Stored data ::
━━━

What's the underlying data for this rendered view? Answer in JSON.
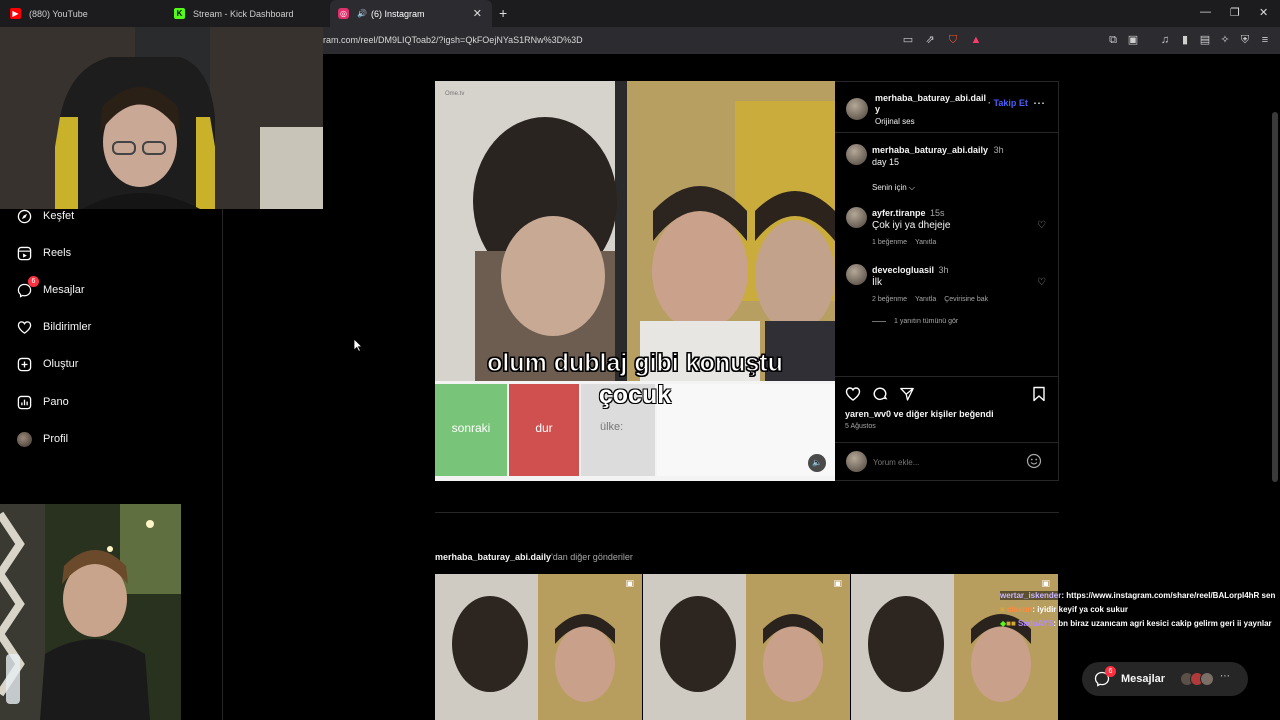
{
  "browser": {
    "tabs": [
      {
        "label": "(880) YouTube",
        "color": "#ff0000"
      },
      {
        "label": "Stream - Kick Dashboard",
        "color": "#53fc18"
      },
      {
        "label": "(6) Instagram",
        "color": "#e1306c"
      }
    ],
    "url": "ram.com/reel/DM9LIQToab2/?igsh=QkFOejNYaS1RNw%3D%3D"
  },
  "sidebar": {
    "items": [
      {
        "label": "Keşfet",
        "icon": "compass-icon"
      },
      {
        "label": "Reels",
        "icon": "reels-icon"
      },
      {
        "label": "Mesajlar",
        "icon": "messenger-icon",
        "badge": "6"
      },
      {
        "label": "Bildirimler",
        "icon": "heart-icon"
      },
      {
        "label": "Oluştur",
        "icon": "plus-square-icon"
      },
      {
        "label": "Pano",
        "icon": "chart-icon"
      },
      {
        "label": "Profil",
        "icon": "avatar"
      }
    ]
  },
  "reel": {
    "caption_line1": "olum dublaj gibi konuştu",
    "caption_line2": "çocuk",
    "btn_next": "sonraki",
    "btn_stop": "dur",
    "country_label": "ülke:",
    "watermark": "Ome.tv"
  },
  "post": {
    "author": "merhaba_baturay_abi.dail",
    "author_wrap": "y",
    "follow": "Takip Et",
    "audio": "Orijinal ses",
    "caption_author": "merhaba_baturay_abi.daily",
    "caption_time": "3h",
    "caption_text": "day 15",
    "sort_label": "Senin için",
    "comments": [
      {
        "user": "ayfer.tiranpe",
        "time": "15s",
        "text": "Çok iyi ya dhejeje",
        "likes": "1 beğenme",
        "reply": "Yanıtla",
        "translate": ""
      },
      {
        "user": "deveclogluasil",
        "time": "3h",
        "text": "İlk",
        "likes": "2 beğenme",
        "reply": "Yanıtla",
        "translate": "Çevirisine bak"
      }
    ],
    "view_replies": "1 yanıtın tümünü gör",
    "liked_by_user": "yaren_wv0",
    "liked_by_rest": " ve diğer kişiler beğendi",
    "date": "5 Ağustos",
    "comment_placeholder": "Yorum ekle..."
  },
  "more_posts": {
    "author": "merhaba_baturay_abi.daily",
    "suffix": "'dan diğer gönderiler"
  },
  "chat": [
    {
      "user": "wertar_iskender",
      "text": ": https://www.instagram.com/share/reel/BALorpI4hR sen",
      "color": "#c9b6ff"
    },
    {
      "user": "claxon",
      "text": ": iyidir keyif ya cok sukur",
      "color": "#ff8a3d"
    },
    {
      "user": "SadoAYS",
      "text": ": bn biraz uzanıcam agri kesici cakip gelirm geri ii yaynlar",
      "color": "#b48cff"
    }
  ],
  "dm_pill": {
    "label": "Mesajlar",
    "badge": "6"
  }
}
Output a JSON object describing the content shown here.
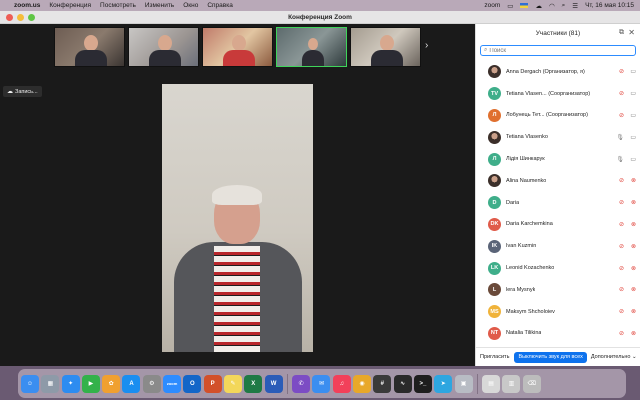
{
  "menubar": {
    "app_name": "zoom.us",
    "menus": [
      "Конференция",
      "Посмотреть",
      "Изменить",
      "Окно",
      "Справка"
    ],
    "zoom_label": "zoom",
    "datetime": "Чт, 16 мая  10:15"
  },
  "window": {
    "title": "Конференция Zoom"
  },
  "recording": {
    "label": "Запись..."
  },
  "participants": {
    "header": "Участники (81)",
    "search_placeholder": "Поиск",
    "list": [
      {
        "name": "Anna Dergach (Организатор, я)",
        "initials": "",
        "color": "",
        "photo": true,
        "mic": "muted",
        "cam": "on"
      },
      {
        "name": "Tetiana Vlasen...  (Соорганизатор)",
        "initials": "TV",
        "color": "#3fae8a",
        "photo": false,
        "mic": "muted",
        "cam": "on"
      },
      {
        "name": "Лобунець Тет...  (Соорганизатор)",
        "initials": "Л",
        "color": "#e0702f",
        "photo": false,
        "mic": "muted",
        "cam": "on"
      },
      {
        "name": "Tetiana Vlasenko",
        "initials": "",
        "color": "",
        "photo": true,
        "mic": "on",
        "cam": "on"
      },
      {
        "name": "Лідія Шинкарук",
        "initials": "Л",
        "color": "#3fae8a",
        "photo": false,
        "mic": "on",
        "cam": "on"
      },
      {
        "name": "Alina Naumenko",
        "initials": "",
        "color": "",
        "photo": true,
        "mic": "muted",
        "cam": "muted"
      },
      {
        "name": "Daria",
        "initials": "D",
        "color": "#3fae8a",
        "photo": false,
        "mic": "muted",
        "cam": "muted"
      },
      {
        "name": "Daria Karchemkina",
        "initials": "DK",
        "color": "#e05b4a",
        "photo": false,
        "mic": "muted",
        "cam": "muted"
      },
      {
        "name": "Ivan Kuzmin",
        "initials": "IK",
        "color": "#5a6478",
        "photo": false,
        "mic": "muted",
        "cam": "muted"
      },
      {
        "name": "Leonid Kozachenko",
        "initials": "LK",
        "color": "#3fae8a",
        "photo": false,
        "mic": "muted",
        "cam": "muted"
      },
      {
        "name": "lera Mysnyk",
        "initials": "L",
        "color": "#6a4a3a",
        "photo": false,
        "mic": "muted",
        "cam": "muted"
      },
      {
        "name": "Maksym Shcholoiev",
        "initials": "MS",
        "color": "#f0b33a",
        "photo": false,
        "mic": "muted",
        "cam": "muted"
      },
      {
        "name": "Natalia Tilikina",
        "initials": "NT",
        "color": "#e05b4a",
        "photo": false,
        "mic": "muted",
        "cam": "muted"
      }
    ]
  },
  "footer": {
    "invite": "Пригласить",
    "mute_all": "Выключить звук для всех",
    "more": "Дополнительно ⌄"
  },
  "dock": {
    "apps": [
      {
        "name": "finder-icon",
        "glyph": "☺",
        "color": "#3b8ef0"
      },
      {
        "name": "launchpad-icon",
        "glyph": "▦",
        "color": "#8e9aa8"
      },
      {
        "name": "safari-icon",
        "glyph": "✦",
        "color": "#2d8cf0"
      },
      {
        "name": "facetime-icon",
        "glyph": "▶",
        "color": "#33b24a"
      },
      {
        "name": "photos-icon",
        "glyph": "✿",
        "color": "#f0a030"
      },
      {
        "name": "app-store-icon",
        "glyph": "A",
        "color": "#1a8ef0"
      },
      {
        "name": "system-settings-icon",
        "glyph": "⚙",
        "color": "#8a8a8a"
      },
      {
        "name": "zoom-icon",
        "glyph": "zoom",
        "color": "#2d8cff"
      },
      {
        "name": "outlook-icon",
        "glyph": "O",
        "color": "#1366c8"
      },
      {
        "name": "powerpoint-icon",
        "glyph": "P",
        "color": "#d2502a"
      },
      {
        "name": "notes-icon",
        "glyph": "✎",
        "color": "#f3d75a"
      },
      {
        "name": "excel-icon",
        "glyph": "X",
        "color": "#1f7a45"
      },
      {
        "name": "word-icon",
        "glyph": "W",
        "color": "#2b5cb8"
      },
      {
        "name": "viber-icon",
        "glyph": "✆",
        "color": "#7c4cc4"
      },
      {
        "name": "mail-icon",
        "glyph": "✉",
        "color": "#3b8ef0"
      },
      {
        "name": "music-icon",
        "glyph": "♫",
        "color": "#f2405a"
      },
      {
        "name": "chrome-icon",
        "glyph": "◉",
        "color": "#e8a82a"
      },
      {
        "name": "calculator-icon",
        "glyph": "#",
        "color": "#3a3a3a"
      },
      {
        "name": "activity-monitor-icon",
        "glyph": "∿",
        "color": "#2a2a2a"
      },
      {
        "name": "terminal-icon",
        "glyph": ">_",
        "color": "#1e1e1e"
      },
      {
        "name": "telegram-icon",
        "glyph": "➤",
        "color": "#2ea6e0"
      },
      {
        "name": "preview-icon",
        "glyph": "▣",
        "color": "#b8bcc4"
      },
      {
        "name": "document-icon",
        "glyph": "▤",
        "color": "#d8d8d8"
      },
      {
        "name": "downloads-icon",
        "glyph": "▥",
        "color": "#c8c8c8"
      },
      {
        "name": "trash-icon",
        "glyph": "⌫",
        "color": "#bcbcbc"
      }
    ]
  }
}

━━━

WRITTEN REQUEST :: Find every line that holds "diğer" and copy it.

ANSWER TO THE TASK ::
    "liked_by_rest": " ve diğer kişiler beğendi",
    "suffix": "'dan diğer gönderiler"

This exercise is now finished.